───── SUPPLIED DATA ─────

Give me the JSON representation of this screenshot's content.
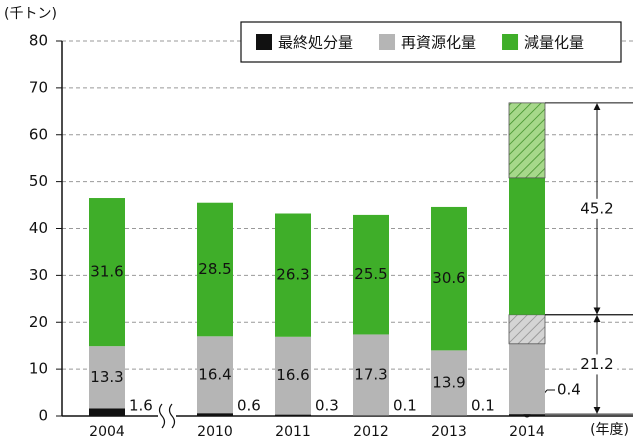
{
  "chart_data": {
    "type": "stacked_bar",
    "y_unit_label": "(千トン)",
    "x_unit_label": "(年度)",
    "categories": [
      "2004",
      "2010",
      "2011",
      "2012",
      "2013",
      "2014"
    ],
    "ylim": [
      0,
      80
    ],
    "yticks": [
      0,
      10,
      20,
      30,
      40,
      50,
      60,
      70,
      80
    ],
    "grid": true,
    "legend": "top-right",
    "series": [
      {
        "name": "最終処分量",
        "color": "#111111",
        "values": [
          1.6,
          0.6,
          0.3,
          0.1,
          0.1,
          0.4
        ],
        "show_labels": [
          true,
          true,
          true,
          true,
          true,
          true
        ],
        "label_position": "outside"
      },
      {
        "name": "再資源化量",
        "color": "#b5b5b5",
        "values": [
          13.3,
          16.4,
          16.6,
          17.3,
          13.9,
          15.0
        ],
        "show_labels": [
          true,
          true,
          true,
          true,
          true,
          false
        ],
        "label_position": "inside"
      },
      {
        "color": "#d4d4d4",
        "pattern": "hatch",
        "values": [
          null,
          null,
          null,
          null,
          null,
          6.2
        ]
      },
      {
        "name": "減量化量",
        "color": "#3fae29",
        "values": [
          31.6,
          28.5,
          26.3,
          25.5,
          30.6,
          29.2
        ],
        "show_labels": [
          true,
          true,
          true,
          true,
          true,
          false
        ],
        "label_position": "inside"
      },
      {
        "color": "#a6d88a",
        "pattern": "hatch",
        "values": [
          null,
          null,
          null,
          null,
          null,
          16.0
        ]
      }
    ],
    "annotations": [
      {
        "text": "45.2",
        "range": [
          21.6,
          66.8
        ]
      },
      {
        "text": "21.2",
        "range": [
          0.4,
          21.6
        ]
      }
    ]
  }
}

─────

GIVEN INSTRUCTION:
Reproduce the entries exactly. Do not carry over any picture.

OUTPUT OF THE TASK:
Give me the JSON representation of this screenshot's content.
{
  "chart_data": {
    "type": "stacked_bar",
    "y_unit_label": "(千トン)",
    "x_unit_label": "(年度)",
    "categories": [
      "2004",
      "2010",
      "2011",
      "2012",
      "2013",
      "2014"
    ],
    "ylim": [
      0,
      80
    ],
    "yticks": [
      0,
      10,
      20,
      30,
      40,
      50,
      60,
      70,
      80
    ],
    "grid": true,
    "legend": "top-right",
    "series": [
      {
        "name": "最終処分量",
        "color": "#111111",
        "values": [
          1.6,
          0.6,
          0.3,
          0.1,
          0.1,
          0.4
        ],
        "show_labels": [
          true,
          true,
          true,
          true,
          true,
          true
        ],
        "label_position": "outside"
      },
      {
        "name": "再資源化量",
        "color": "#b5b5b5",
        "values": [
          13.3,
          16.4,
          16.6,
          17.3,
          13.9,
          15.0
        ],
        "show_labels": [
          true,
          true,
          true,
          true,
          true,
          false
        ],
        "label_position": "inside"
      },
      {
        "color": "#d4d4d4",
        "pattern": "hatch",
        "values": [
          null,
          null,
          null,
          null,
          null,
          6.2
        ]
      },
      {
        "name": "減量化量",
        "color": "#3fae29",
        "values": [
          31.6,
          28.5,
          26.3,
          25.5,
          30.6,
          29.2
        ],
        "show_labels": [
          true,
          true,
          true,
          true,
          true,
          false
        ],
        "label_position": "inside"
      },
      {
        "color": "#a6d88a",
        "pattern": "hatch",
        "values": [
          null,
          null,
          null,
          null,
          null,
          16.0
        ]
      }
    ],
    "annotations": [
      {
        "text": "45.2",
        "range": [
          21.6,
          66.8
        ]
      },
      {
        "text": "21.2",
        "range": [
          0.4,
          21.6
        ]
      }
    ]
  }
}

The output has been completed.